◆ PAGE ◆
-=-=-

Here’s how Contently’s Joe Lasauskas portrays the relation between native advertising and sponsored content (with a little dig at the now-outdated term “brand journalism.”)

The pros and cons of sponsored content in PR

It may seem confusing, but the world of paid content opens up lots of opportunities for PR practitioners. Here are the chief ones. 


You call the shots

Because you have extra budget to spend on sponsored content, you have all the control. You have the freedom to choose your messaging, shape the narrative, and decide when and where it can appear. For earned media coverage, we carefully construct our pitches to follow the client’s intended narrative and the strategy that we think will resonate, but sometimes media take a different approach in a story. In such scenarios, PR teams do not have perfect control over the content nor can fully guarantee the exact required coverage. But, sponsored content eliminates that uncertainty because you basically get what you pay for and clients are happy with the outcome. So for a program like a public service campaign with a goal to educate or change behavior (like wearing masks or eating more vegetables), a mix of earned media and sponsored content is ideal.

Greater reach 

The great benefit of sponsored content is its reach. Reach can be hard to guarantee through organic content placement alone, especially for a B2B program that typically targets trade and business channels that are strategic but not always particularly huge. Sponsored content can bridge that gap and help expand the audience footprint to those who wouldn’t have discovered the content otherwise. Siemens’ campaign with Economist in 2018 exemplifies this reach. Each partner teamed to create this graphically gorgeous explanation of the relationship between data and football. The campaign used fans’ voices in a stadium and generated digital soundwaves to create a visible correlation between fan enthusiasm and team performance. Per Pressboard, this campaign is a work of sponsored content that’s driven by curiosity and a desire to better understand the world around us. 

Sponsored content is just another part of the larger cycle of a strategic PR program and can yield results, especially if complemented with the credibility and news value of earned media. But what are its drawbacks?


Short lifespan

Sponsored content is dependent on budget, naturally, so its impact is finite. When the budget runs out, the impact wanes. The long-term SEO value of a sponsored article can be questionable, depending on the domain, the piece’s length, and its keywords.

Expensive process

The process for creating sponsored content is expensive. You need to plan ahead, keep the dollars aside and carefully research the most credible media partner. Beyond that, a sponsored piece requires multiple steps, cross-teams collaboration, and rounds of review — making the entire process long and arduous. 


Reviews have transformed the way consumers make purchase decisions. An unbiased third-party endorsement or a positive review gives your product or brand an edge that always can’t be bought. When such reviews get noticed and you receive media inbounds for further coverage and amplification, they are not only considered to be big wins but also authentic pieces of coverage. The biggest drawback of sponsored content is that it has the least impact on consumer purchasing behavior. It’s no secret that in the digital age, more and more companies are embracing paid amplification in the hope of earning new consumers. But, a discerning reader or viewer can easily spot the difference between paid and unpaid (editorial) content. Because of this, sponsored content can be perceived as overly commercial and less credible than other forms of content.

-=-=-

◆ ENTRIES PROVIDED ◆
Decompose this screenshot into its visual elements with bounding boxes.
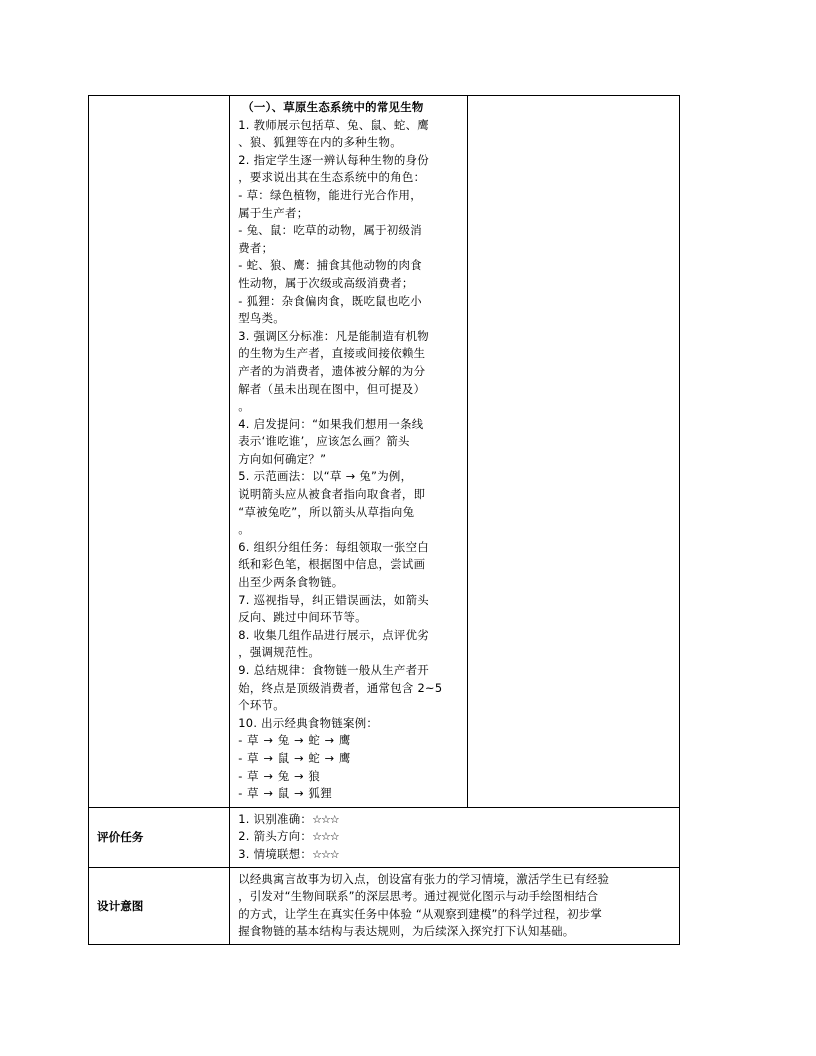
food-chain-line: - 草 → 兔 → 狼 <box>238 768 321 783</box>
design-text-line: 握食物链的基本结构与表达规则，为后续深入探究打下认知基础。 <box>238 924 575 939</box>
star-rating-icon: ☆☆☆ <box>312 830 339 844</box>
step-text-line: 。 <box>238 399 250 414</box>
step-text-line: ，强调规范性。 <box>238 645 321 660</box>
step-text-line: 7. 巡视指导，纠正错误画法，如箭头 <box>238 592 429 607</box>
step-text-line: 始，终点是顶级消费者，通常包含 2~5 <box>238 680 443 695</box>
step-text-line: 的生物为生产者，直接或间接依赖生 <box>238 346 426 361</box>
food-chain-examples <box>238 732 460 802</box>
step-text-line: ，要求说出其在生态系统中的角色： <box>238 170 426 185</box>
step-text-line: 2. 指定学生逐一辨认每种生物的身份 <box>238 152 429 167</box>
evaluation-content-cell <box>230 807 680 867</box>
step-text-line: 型鸟类。 <box>238 311 285 326</box>
lesson-plan-table <box>88 95 680 945</box>
design-text-line: 的方式，让学生在真实任务中体验 “从观察到建模”的科学过程，初步掌 <box>238 906 602 921</box>
food-chain-line: - 草 → 鼠 → 狐狸 <box>238 786 333 801</box>
step-text-line: 6. 组织分组任务：每组领取一张空白 <box>238 539 429 554</box>
step-text-line: 10. 出示经典食物链案例： <box>238 715 379 730</box>
design-content-cell <box>230 867 680 944</box>
activity-steps <box>238 117 460 733</box>
step-text-line: 8. 收集几组作品进行展示，点评优劣 <box>238 627 429 642</box>
step-text-line: 纸和彩色笔，根据图中信息，尝试画 <box>238 557 426 572</box>
step-text-line: 解者（虽未出现在图中，但可提及） <box>238 381 426 396</box>
evaluation-label: 评价任务 <box>89 807 230 867</box>
evaluation-item <box>238 846 673 864</box>
activity-side-cell <box>467 96 679 808</box>
design-intent-text <box>238 871 673 941</box>
section-heading: （一）、草原生态系统中的常见生物 <box>242 100 424 114</box>
evaluation-item <box>238 828 673 846</box>
evaluation-item <box>238 811 673 829</box>
step-text-line: 个环节。 <box>238 698 285 713</box>
step-text-line: - 草：绿色植物，能进行光合作用， <box>238 187 422 202</box>
step-text-line: - 兔、鼠：吃草的动物，属于初级消 <box>238 223 422 238</box>
evaluation-item-label: 1. 识别准确： <box>238 811 313 826</box>
evaluation-item-label: 2. 箭头方向： <box>238 829 313 844</box>
step-text-line: - 蛇、狼、鹰：捕食其他动物的肉食 <box>238 258 422 273</box>
step-text-line: - 狐狸：杂食偏肉食，既吃鼠也吃小 <box>238 293 422 308</box>
design-row <box>89 867 680 944</box>
step-text-line: 1. 教师展示包括草、兔、鼠、蛇、鹰 <box>238 117 429 132</box>
activity-label-cell <box>89 96 230 808</box>
step-text-line: 性动物，属于次级或高级消费者； <box>238 275 414 290</box>
step-text-line: 反向、跳过中间环节等。 <box>238 610 367 625</box>
step-text-line: 5. 示范画法：以“草 → 兔”为例， <box>238 469 413 484</box>
evaluation-items <box>238 811 673 864</box>
step-text-line: 方向如何确定？” <box>238 451 327 466</box>
evaluation-row <box>89 807 680 867</box>
step-text-line: 表示‘谁吃谁’，应该怎么画？箭头 <box>238 434 410 449</box>
evaluation-item-label: 3. 情境联想： <box>238 846 313 861</box>
step-text-line: 费者； <box>238 240 274 255</box>
food-chain-line: - 草 → 兔 → 蛇 → 鹰 <box>238 733 351 748</box>
star-rating-icon: ☆☆☆ <box>312 812 339 826</box>
step-text-line: 、狼、狐狸等在内的多种生物。 <box>238 135 402 150</box>
star-rating-icon: ☆☆☆ <box>312 847 339 861</box>
step-text-line: “草被兔吃”，所以箭头从草指向兔 <box>238 504 415 519</box>
step-text-line: 4. 启发提问：“如果我们想用一条线 <box>238 416 424 431</box>
step-text-line: 9. 总结规律：食物链一般从生产者开 <box>238 663 429 677</box>
food-chain-line: - 草 → 鼠 → 蛇 → 鹰 <box>238 750 351 765</box>
activity-content-cell <box>230 96 467 808</box>
design-label: 设计意图 <box>89 867 230 944</box>
activity-row <box>89 96 680 808</box>
step-text-line: 。 <box>238 522 250 537</box>
step-text-line: 属于生产者； <box>238 205 309 220</box>
step-text-line: 3. 强调区分标准：凡是能制造有机物 <box>238 328 429 343</box>
design-text-line: 以经典寓言故事为切入点，创设富有张力的学习情境，激活学生已有经验 <box>238 871 610 886</box>
step-text-line: 说明箭头应从被食者指向取食者，即 <box>238 487 426 502</box>
design-text-line: ，引发对“生物间联系”的深层思考。通过视觉化图示与动手绘图相结合 <box>238 889 599 904</box>
step-text-line: 产者的为消费者，遗体被分解的为分 <box>238 363 426 378</box>
step-text-line: 出至少两条食物链。 <box>238 575 344 590</box>
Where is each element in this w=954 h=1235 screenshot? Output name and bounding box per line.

-=-=-

◆ INSTRUCTION 1 ◆
What does the PR article name as the biggest drawback of sponsored content?
◆ INSTRUCTION 2 ◆
Using the PR article, explain why sponsored content can be seen as overly commercial and less credible than other content.
The entries can be left aside.

◆ WORKED SOLUTION 1 ◆
It has the least impact on consumer purchasing behavior.

◆ WORKED SOLUTION 2 ◆
A discerning reader or viewer can easily tell paid content from unpaid editorial content. Because of this, sponsored content can come across as overly commercial and less credible than other forms of content.